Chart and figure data
'''
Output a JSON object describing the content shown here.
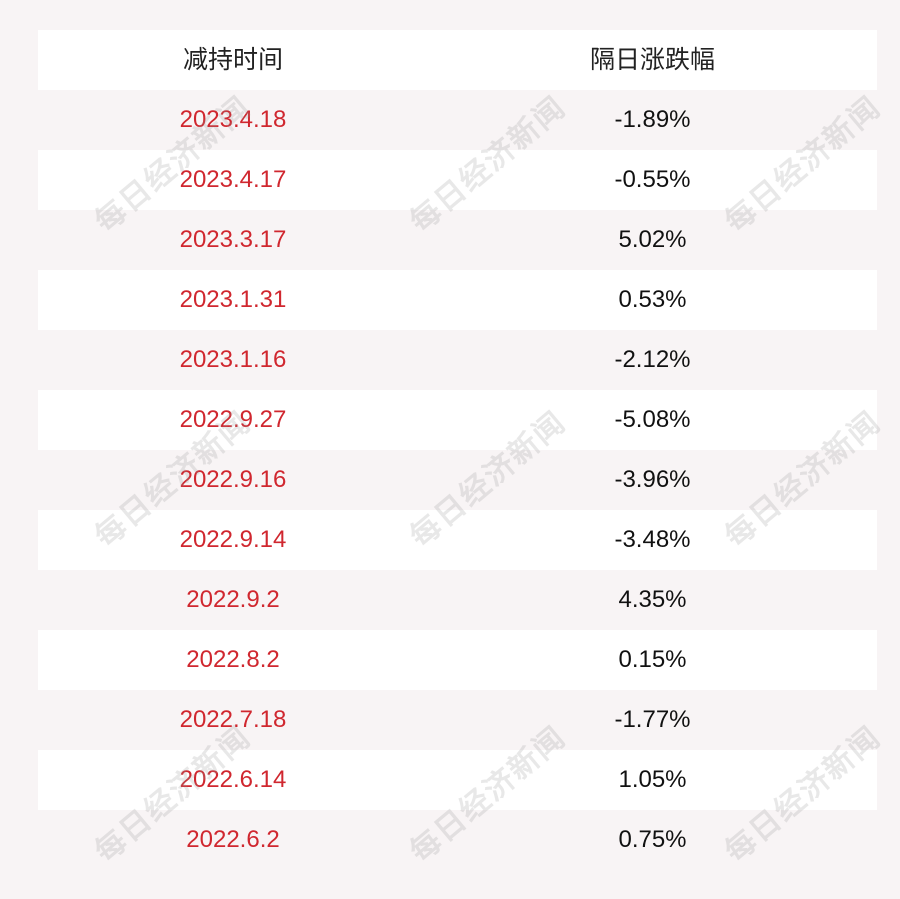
{
  "table": {
    "headers": [
      "减持时间",
      "隔日涨跌幅"
    ],
    "rows": [
      {
        "date": "2023.4.18",
        "change": "-1.89%"
      },
      {
        "date": "2023.4.17",
        "change": "-0.55%"
      },
      {
        "date": "2023.3.17",
        "change": "5.02%"
      },
      {
        "date": "2023.1.31",
        "change": "0.53%"
      },
      {
        "date": "2023.1.16",
        "change": "-2.12%"
      },
      {
        "date": "2022.9.27",
        "change": "-5.08%"
      },
      {
        "date": "2022.9.16",
        "change": "-3.96%"
      },
      {
        "date": "2022.9.14",
        "change": "-3.48%"
      },
      {
        "date": "2022.9.2",
        "change": "4.35%"
      },
      {
        "date": "2022.8.2",
        "change": "0.15%"
      },
      {
        "date": "2022.7.18",
        "change": "-1.77%"
      },
      {
        "date": "2022.6.14",
        "change": "1.05%"
      },
      {
        "date": "2022.6.2",
        "change": "0.75%"
      }
    ]
  },
  "watermark": {
    "text": "每日经济新闻"
  },
  "colors": {
    "date_text": "#d0272f",
    "value_text": "#111111",
    "row_light": "#ffffff",
    "row_shade": "#f8f4f5"
  }
}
'''
## Work to do
Reproduce each line word for word and drop the pictures.

## Exercise answer
Output a JSON object describing the content shown here.
{
  "table": {
    "headers": [
      "减持时间",
      "隔日涨跌幅"
    ],
    "rows": [
      {
        "date": "2023.4.18",
        "change": "-1.89%"
      },
      {
        "date": "2023.4.17",
        "change": "-0.55%"
      },
      {
        "date": "2023.3.17",
        "change": "5.02%"
      },
      {
        "date": "2023.1.31",
        "change": "0.53%"
      },
      {
        "date": "2023.1.16",
        "change": "-2.12%"
      },
      {
        "date": "2022.9.27",
        "change": "-5.08%"
      },
      {
        "date": "2022.9.16",
        "change": "-3.96%"
      },
      {
        "date": "2022.9.14",
        "change": "-3.48%"
      },
      {
        "date": "2022.9.2",
        "change": "4.35%"
      },
      {
        "date": "2022.8.2",
        "change": "0.15%"
      },
      {
        "date": "2022.7.18",
        "change": "-1.77%"
      },
      {
        "date": "2022.6.14",
        "change": "1.05%"
      },
      {
        "date": "2022.6.2",
        "change": "0.75%"
      }
    ]
  },
  "watermark": {
    "text": "每日经济新闻"
  },
  "colors": {
    "date_text": "#d0272f",
    "value_text": "#111111",
    "row_light": "#ffffff",
    "row_shade": "#f8f4f5"
  }
}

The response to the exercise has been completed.